RECORDS FOR THIS EXERCISE:
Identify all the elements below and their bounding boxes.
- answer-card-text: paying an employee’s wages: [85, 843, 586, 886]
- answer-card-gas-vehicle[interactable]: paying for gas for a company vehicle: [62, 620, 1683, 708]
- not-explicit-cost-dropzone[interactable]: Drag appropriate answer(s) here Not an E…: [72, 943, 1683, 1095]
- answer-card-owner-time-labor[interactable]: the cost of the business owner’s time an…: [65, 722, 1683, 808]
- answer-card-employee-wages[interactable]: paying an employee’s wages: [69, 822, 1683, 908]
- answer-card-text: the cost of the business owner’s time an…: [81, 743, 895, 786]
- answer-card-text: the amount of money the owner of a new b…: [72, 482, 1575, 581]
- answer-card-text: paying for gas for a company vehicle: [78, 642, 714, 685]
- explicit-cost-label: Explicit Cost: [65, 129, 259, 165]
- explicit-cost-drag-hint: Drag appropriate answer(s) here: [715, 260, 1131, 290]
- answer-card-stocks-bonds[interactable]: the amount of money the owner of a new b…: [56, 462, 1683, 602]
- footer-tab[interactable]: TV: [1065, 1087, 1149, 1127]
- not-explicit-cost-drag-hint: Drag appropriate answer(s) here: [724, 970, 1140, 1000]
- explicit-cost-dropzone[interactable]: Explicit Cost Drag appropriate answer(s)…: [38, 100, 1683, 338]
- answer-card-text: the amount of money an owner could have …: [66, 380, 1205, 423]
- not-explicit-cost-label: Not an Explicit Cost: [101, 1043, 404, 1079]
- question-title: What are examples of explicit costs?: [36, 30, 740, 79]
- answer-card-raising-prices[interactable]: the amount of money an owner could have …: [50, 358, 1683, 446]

WRITTEN TASK: Starting at the beginning of the records, copy the lines word for word and stop after the line that contains "- answer-card-text: the amount of money the".

TASK SOLUTION:
Identify all the elements below and their bounding boxes.
- answer-card-text: paying an employee’s wages: [85, 843, 586, 886]
- answer-card-gas-vehicle[interactable]: paying for gas for a company vehicle: [62, 620, 1683, 708]
- not-explicit-cost-dropzone[interactable]: Drag appropriate answer(s) here Not an E…: [72, 943, 1683, 1095]
- answer-card-owner-time-labor[interactable]: the cost of the business owner’s time an…: [65, 722, 1683, 808]
- answer-card-employee-wages[interactable]: paying an employee’s wages: [69, 822, 1683, 908]
- answer-card-text: the cost of the business owner’s time an…: [81, 743, 895, 786]
- answer-card-text: the amount of money the owner of a new b…: [72, 482, 1575, 581]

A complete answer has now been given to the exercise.